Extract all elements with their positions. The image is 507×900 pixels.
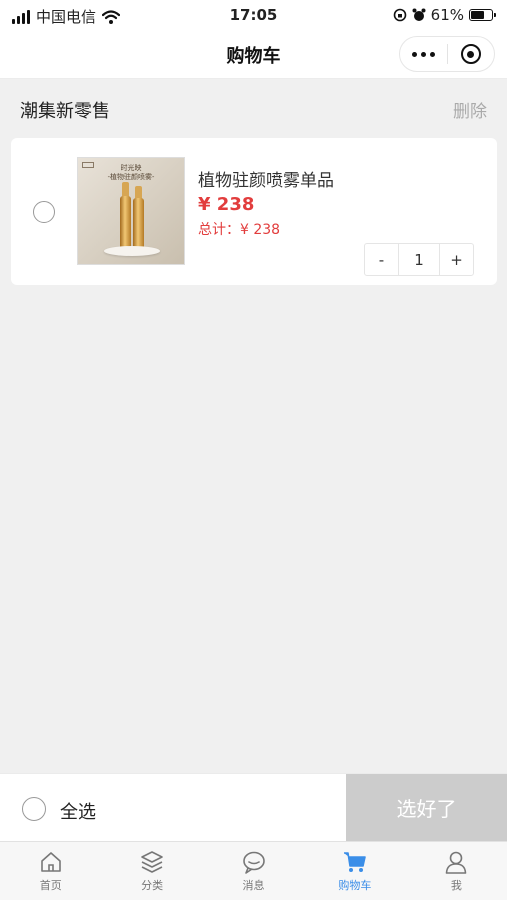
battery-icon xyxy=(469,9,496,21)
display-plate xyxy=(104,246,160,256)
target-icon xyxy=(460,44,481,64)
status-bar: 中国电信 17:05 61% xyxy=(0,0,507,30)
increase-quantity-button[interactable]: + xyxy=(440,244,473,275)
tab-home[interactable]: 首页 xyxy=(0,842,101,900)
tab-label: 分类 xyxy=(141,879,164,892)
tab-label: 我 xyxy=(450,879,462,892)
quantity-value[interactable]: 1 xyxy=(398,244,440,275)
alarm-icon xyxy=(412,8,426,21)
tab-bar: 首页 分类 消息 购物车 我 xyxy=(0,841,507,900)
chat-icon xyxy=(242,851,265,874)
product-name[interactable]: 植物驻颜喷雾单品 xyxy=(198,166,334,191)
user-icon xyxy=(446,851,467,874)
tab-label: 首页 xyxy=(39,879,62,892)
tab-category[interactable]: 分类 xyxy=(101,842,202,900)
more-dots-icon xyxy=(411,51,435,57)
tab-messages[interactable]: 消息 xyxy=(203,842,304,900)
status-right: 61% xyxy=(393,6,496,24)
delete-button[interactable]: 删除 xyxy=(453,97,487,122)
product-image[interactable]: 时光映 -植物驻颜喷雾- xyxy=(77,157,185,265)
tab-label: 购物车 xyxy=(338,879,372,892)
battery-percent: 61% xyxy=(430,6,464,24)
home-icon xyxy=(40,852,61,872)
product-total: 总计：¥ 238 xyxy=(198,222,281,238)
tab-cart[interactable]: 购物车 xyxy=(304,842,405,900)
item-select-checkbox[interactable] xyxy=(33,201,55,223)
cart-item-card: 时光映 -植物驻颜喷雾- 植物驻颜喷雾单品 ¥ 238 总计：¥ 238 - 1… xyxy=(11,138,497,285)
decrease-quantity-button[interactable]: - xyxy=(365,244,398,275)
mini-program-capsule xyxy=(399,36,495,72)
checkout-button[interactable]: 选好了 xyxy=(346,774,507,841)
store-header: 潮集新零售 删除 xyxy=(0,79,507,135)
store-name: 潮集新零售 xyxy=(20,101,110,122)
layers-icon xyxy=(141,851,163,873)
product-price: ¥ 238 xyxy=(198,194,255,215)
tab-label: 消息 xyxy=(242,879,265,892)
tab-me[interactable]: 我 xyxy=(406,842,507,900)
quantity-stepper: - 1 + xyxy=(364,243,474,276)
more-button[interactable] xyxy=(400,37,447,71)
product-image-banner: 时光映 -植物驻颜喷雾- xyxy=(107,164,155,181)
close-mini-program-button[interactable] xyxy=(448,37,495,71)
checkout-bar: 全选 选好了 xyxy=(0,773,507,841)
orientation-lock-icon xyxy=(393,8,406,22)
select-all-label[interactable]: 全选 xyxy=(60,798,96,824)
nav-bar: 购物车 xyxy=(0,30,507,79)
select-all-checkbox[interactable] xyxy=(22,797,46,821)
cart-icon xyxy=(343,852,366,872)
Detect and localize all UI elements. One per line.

────

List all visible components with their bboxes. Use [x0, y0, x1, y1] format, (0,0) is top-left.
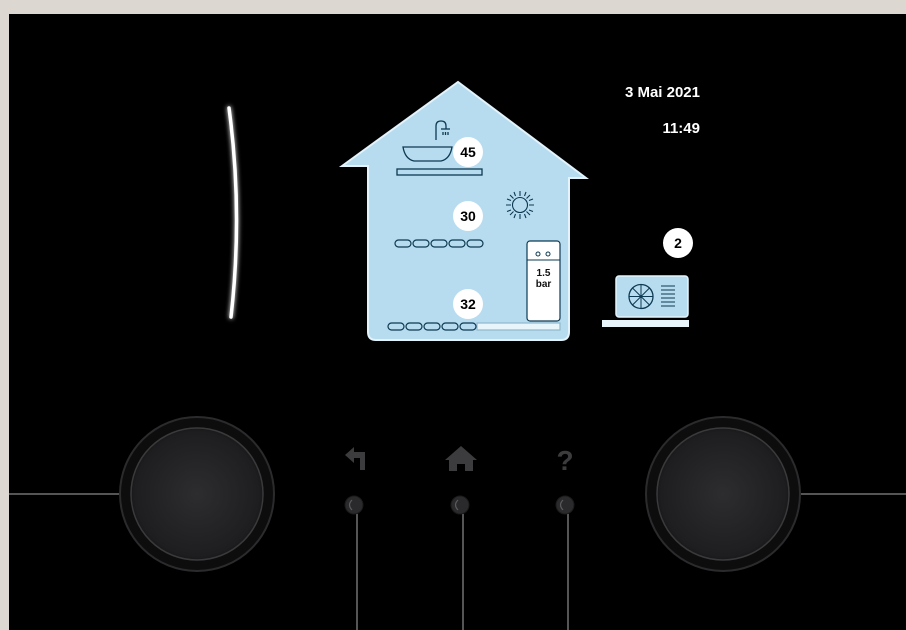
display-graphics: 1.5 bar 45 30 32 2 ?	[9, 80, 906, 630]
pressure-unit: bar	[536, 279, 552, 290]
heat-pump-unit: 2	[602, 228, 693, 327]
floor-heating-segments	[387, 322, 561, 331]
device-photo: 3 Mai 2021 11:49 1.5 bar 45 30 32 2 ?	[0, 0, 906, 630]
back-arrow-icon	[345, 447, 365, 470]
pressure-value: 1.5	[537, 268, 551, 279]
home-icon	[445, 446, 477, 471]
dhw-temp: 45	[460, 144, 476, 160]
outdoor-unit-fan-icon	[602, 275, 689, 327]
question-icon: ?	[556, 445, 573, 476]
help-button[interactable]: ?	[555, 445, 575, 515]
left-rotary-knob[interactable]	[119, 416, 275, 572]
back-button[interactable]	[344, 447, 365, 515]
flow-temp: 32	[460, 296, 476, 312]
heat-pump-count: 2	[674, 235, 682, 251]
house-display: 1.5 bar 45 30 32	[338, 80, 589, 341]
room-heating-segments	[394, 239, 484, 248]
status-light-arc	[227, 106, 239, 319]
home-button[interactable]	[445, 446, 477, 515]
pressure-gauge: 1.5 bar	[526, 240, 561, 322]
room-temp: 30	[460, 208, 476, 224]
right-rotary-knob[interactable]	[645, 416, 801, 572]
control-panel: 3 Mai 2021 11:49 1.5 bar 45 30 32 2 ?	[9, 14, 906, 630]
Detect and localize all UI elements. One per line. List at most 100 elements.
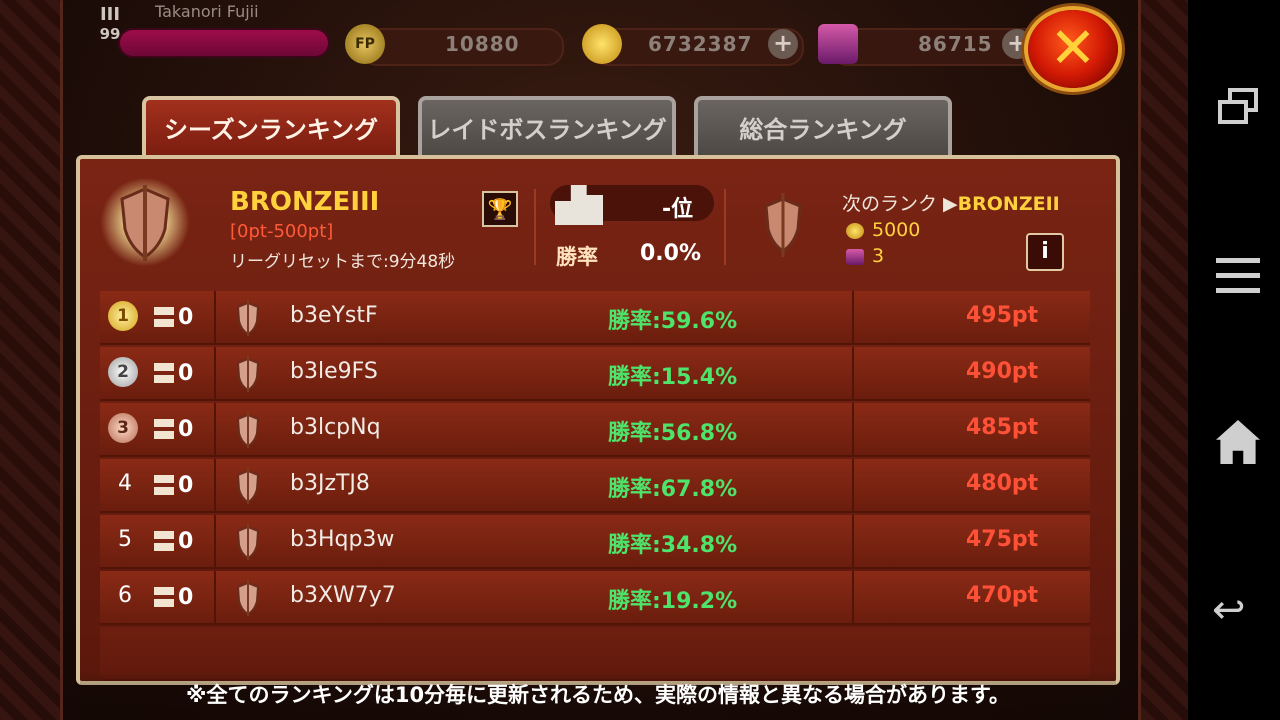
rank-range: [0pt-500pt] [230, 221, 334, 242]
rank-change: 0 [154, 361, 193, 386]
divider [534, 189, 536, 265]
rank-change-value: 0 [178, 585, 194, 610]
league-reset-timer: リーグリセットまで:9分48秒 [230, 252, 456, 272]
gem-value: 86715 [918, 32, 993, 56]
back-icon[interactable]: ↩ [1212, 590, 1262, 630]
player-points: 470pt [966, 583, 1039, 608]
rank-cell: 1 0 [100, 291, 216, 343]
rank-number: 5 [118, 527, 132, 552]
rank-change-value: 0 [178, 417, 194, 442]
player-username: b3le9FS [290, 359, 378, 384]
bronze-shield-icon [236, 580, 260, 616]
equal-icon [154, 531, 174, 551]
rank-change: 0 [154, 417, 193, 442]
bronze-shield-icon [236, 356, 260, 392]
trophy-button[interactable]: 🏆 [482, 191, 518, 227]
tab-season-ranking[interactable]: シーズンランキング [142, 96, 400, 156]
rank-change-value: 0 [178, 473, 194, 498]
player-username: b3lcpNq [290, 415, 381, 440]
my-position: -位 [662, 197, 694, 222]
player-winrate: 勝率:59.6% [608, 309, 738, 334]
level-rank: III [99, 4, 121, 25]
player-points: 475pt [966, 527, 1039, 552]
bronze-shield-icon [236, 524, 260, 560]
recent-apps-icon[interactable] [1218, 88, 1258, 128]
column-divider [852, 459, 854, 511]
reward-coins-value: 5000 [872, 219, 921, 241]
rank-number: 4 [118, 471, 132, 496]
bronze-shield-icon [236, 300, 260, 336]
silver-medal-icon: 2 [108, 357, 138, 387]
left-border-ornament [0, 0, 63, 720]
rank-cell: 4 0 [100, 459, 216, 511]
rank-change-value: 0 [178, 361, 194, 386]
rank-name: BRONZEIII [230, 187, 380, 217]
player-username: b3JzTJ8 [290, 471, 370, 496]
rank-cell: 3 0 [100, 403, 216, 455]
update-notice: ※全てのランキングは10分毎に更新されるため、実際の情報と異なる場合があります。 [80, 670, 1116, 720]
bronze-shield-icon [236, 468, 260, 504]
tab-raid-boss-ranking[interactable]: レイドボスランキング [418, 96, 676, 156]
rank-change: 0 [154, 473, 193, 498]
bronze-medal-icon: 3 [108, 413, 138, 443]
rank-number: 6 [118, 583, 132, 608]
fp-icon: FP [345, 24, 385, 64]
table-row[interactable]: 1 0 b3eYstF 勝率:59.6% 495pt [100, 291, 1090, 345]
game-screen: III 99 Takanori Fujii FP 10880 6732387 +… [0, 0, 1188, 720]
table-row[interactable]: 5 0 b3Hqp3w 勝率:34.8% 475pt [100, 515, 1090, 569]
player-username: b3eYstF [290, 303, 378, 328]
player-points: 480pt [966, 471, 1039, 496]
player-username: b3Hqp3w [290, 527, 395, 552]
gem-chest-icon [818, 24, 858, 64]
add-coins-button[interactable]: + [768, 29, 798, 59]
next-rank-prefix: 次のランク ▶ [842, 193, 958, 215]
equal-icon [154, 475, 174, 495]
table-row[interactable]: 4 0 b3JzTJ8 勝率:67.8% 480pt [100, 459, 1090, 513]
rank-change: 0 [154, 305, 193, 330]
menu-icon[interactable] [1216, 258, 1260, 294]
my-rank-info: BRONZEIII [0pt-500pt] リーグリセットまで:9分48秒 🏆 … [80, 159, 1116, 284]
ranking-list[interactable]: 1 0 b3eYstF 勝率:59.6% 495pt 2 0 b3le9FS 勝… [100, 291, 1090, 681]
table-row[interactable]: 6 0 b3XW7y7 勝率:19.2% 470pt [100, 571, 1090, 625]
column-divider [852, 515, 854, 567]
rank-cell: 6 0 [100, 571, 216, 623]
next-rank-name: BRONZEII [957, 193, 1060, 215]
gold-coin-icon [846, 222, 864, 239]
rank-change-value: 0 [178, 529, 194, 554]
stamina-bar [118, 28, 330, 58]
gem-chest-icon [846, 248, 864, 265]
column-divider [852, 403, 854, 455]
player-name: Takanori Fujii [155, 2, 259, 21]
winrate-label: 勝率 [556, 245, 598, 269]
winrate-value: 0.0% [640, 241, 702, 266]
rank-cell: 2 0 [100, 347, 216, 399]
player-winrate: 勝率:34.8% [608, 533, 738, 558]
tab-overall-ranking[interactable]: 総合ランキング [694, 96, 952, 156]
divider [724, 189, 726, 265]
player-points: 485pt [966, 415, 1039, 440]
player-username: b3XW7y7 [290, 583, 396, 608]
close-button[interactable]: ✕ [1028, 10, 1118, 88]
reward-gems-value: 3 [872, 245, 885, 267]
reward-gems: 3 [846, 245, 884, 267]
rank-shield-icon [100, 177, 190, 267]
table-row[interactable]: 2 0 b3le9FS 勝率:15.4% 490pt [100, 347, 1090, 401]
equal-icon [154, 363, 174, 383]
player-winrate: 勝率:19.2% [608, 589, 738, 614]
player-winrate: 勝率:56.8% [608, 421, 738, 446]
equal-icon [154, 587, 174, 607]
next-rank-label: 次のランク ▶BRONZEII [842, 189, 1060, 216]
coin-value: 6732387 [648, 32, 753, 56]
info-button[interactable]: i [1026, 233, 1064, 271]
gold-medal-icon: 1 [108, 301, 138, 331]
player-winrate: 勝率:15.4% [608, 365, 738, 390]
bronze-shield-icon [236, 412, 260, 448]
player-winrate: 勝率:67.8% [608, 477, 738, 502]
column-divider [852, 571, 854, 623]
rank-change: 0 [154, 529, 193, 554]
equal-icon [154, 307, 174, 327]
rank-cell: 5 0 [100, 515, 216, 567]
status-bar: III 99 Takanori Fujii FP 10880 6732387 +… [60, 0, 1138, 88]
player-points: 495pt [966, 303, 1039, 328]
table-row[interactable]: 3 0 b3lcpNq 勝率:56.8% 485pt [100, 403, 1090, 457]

────

- [Short task]: Copy out every row above that contains the string "heating".

- [Correct output]:
floor-heating-segments	[387, 322, 561, 331]
room-heating-segments	[394, 239, 484, 248]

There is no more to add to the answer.